EXCERPTED RECORDS:
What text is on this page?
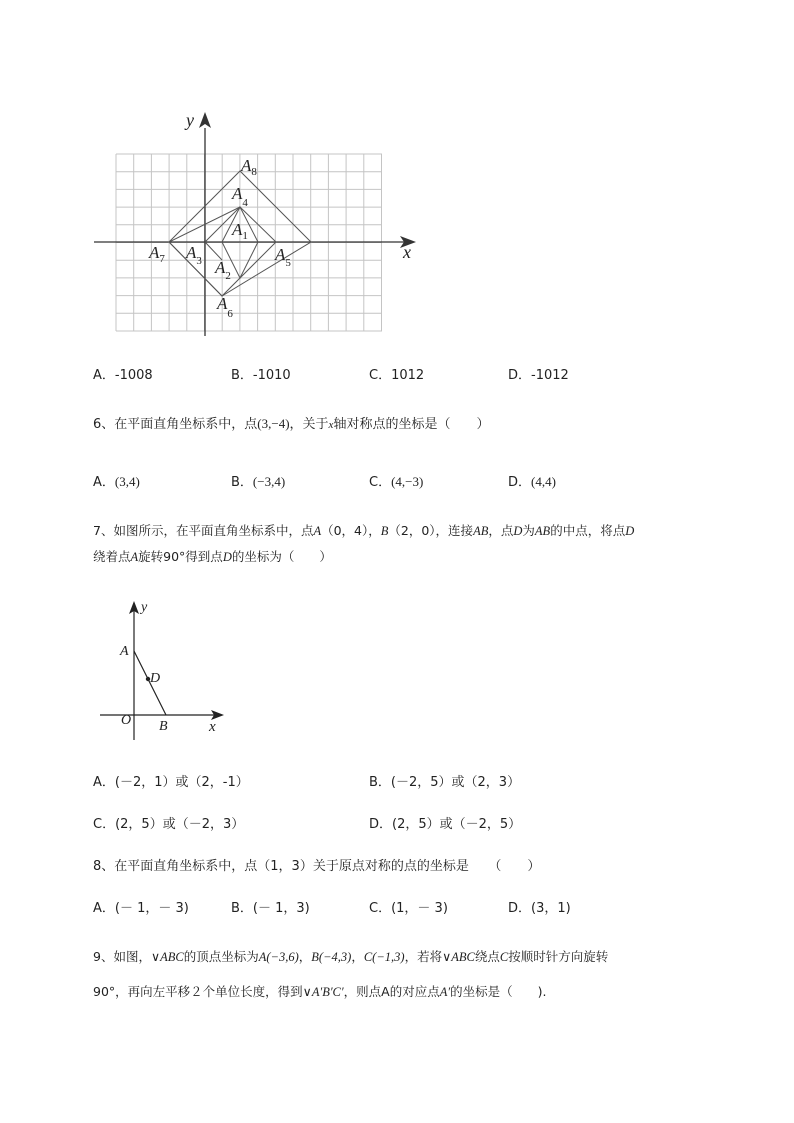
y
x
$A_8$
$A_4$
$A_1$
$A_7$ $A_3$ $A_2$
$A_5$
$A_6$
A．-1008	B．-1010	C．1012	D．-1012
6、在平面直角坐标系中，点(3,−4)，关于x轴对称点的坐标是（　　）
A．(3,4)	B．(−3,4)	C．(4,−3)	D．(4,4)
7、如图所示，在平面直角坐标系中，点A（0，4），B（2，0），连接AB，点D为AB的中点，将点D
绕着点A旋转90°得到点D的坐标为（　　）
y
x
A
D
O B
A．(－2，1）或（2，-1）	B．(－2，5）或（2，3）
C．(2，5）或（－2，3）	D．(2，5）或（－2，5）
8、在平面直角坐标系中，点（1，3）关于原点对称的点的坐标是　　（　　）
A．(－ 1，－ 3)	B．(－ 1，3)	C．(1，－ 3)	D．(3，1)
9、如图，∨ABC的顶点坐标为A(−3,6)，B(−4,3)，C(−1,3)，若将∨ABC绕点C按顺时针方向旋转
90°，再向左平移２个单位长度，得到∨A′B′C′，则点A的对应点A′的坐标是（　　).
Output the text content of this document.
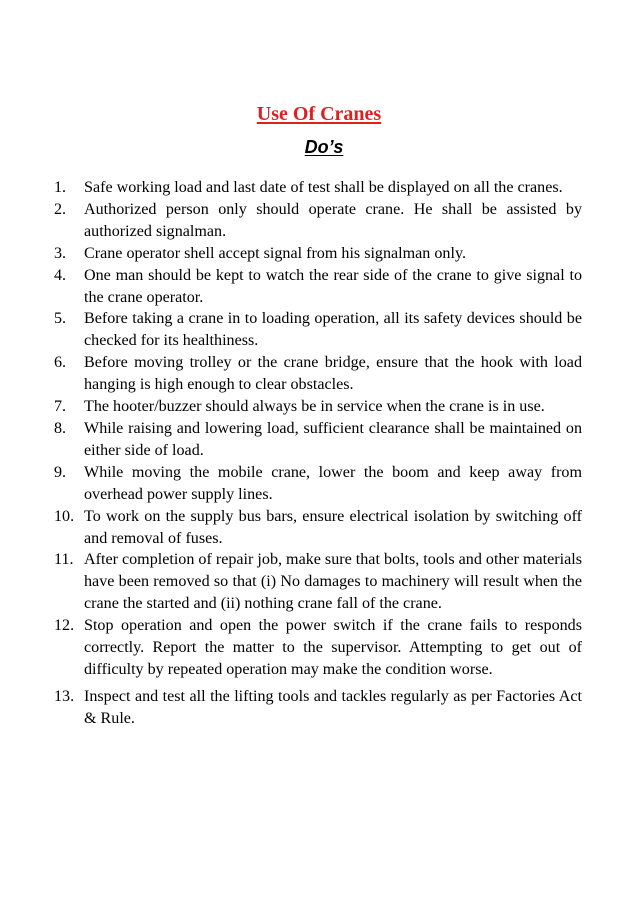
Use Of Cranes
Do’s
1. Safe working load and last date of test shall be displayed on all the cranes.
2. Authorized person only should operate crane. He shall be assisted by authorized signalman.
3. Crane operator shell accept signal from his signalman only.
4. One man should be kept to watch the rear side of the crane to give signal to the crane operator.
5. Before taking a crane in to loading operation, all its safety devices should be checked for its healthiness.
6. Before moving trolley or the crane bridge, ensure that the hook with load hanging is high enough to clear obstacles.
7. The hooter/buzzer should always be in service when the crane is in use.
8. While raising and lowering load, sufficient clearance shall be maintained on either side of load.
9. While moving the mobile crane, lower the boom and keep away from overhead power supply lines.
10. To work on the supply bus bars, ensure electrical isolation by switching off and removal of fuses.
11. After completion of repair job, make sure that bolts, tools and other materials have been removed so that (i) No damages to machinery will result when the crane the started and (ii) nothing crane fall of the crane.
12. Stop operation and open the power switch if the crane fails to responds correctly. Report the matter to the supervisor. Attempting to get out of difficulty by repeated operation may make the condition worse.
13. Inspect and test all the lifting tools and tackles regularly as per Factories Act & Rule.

PROBLEM STATEMENT: Leaving the pictures aside, transcribe the entire listing exactly.

SOLUTION:
What text is on this page?
y
x
$A_8$
$A_4$
$A_1$
$A_7$ $A_3$ $A_2$
$A_5$
$A_6$
A．-1008	B．-1010	C．1012	D．-1012
6、在平面直角坐标系中，点(3,−4)，关于x轴对称点的坐标是（　　）
A．(3,4)	B．(−3,4)	C．(4,−3)	D．(4,4)
7、如图所示，在平面直角坐标系中，点A（0，4），B（2，0），连接AB，点D为AB的中点，将点D
绕着点A旋转90°得到点D的坐标为（　　）
y
x
A
D
O B
A．(－2，1）或（2，-1）	B．(－2，5）或（2，3）
C．(2，5）或（－2，3）	D．(2，5）或（－2，5）
8、在平面直角坐标系中，点（1，3）关于原点对称的点的坐标是　　（　　）
A．(－ 1，－ 3)	B．(－ 1，3)	C．(1，－ 3)	D．(3，1)
9、如图，∨ABC的顶点坐标为A(−3,6)，B(−4,3)，C(−1,3)，若将∨ABC绕点C按顺时针方向旋转
90°，再向左平移２个单位长度，得到∨A′B′C′，则点A的对应点A′的坐标是（　　).
Output the text content of this document.
Use Of Cranes
Do’s
1. Safe working load and last date of test shall be displayed on all the cranes.
2. Authorized person only should operate crane. He shall be assisted by authorized signalman.
3. Crane operator shell accept signal from his signalman only.
4. One man should be kept to watch the rear side of the crane to give signal to the crane operator.
5. Before taking a crane in to loading operation, all its safety devices should be checked for its healthiness.
6. Before moving trolley or the crane bridge, ensure that the hook with load hanging is high enough to clear obstacles.
7. The hooter/buzzer should always be in service when the crane is in use.
8. While raising and lowering load, sufficient clearance shall be maintained on either side of load.
9. While moving the mobile crane, lower the boom and keep away from overhead power supply lines.
10. To work on the supply bus bars, ensure electrical isolation by switching off and removal of fuses.
11. After completion of repair job, make sure that bolts, tools and other materials have been removed so that (i) No damages to machinery will result when the crane the started and (ii) nothing crane fall of the crane.
12. Stop operation and open the power switch if the crane fails to responds correctly. Report the matter to the supervisor. Attempting to get out of difficulty by repeated operation may make the condition worse.
13. Inspect and test all the lifting tools and tackles regularly as per Factories Act & Rule.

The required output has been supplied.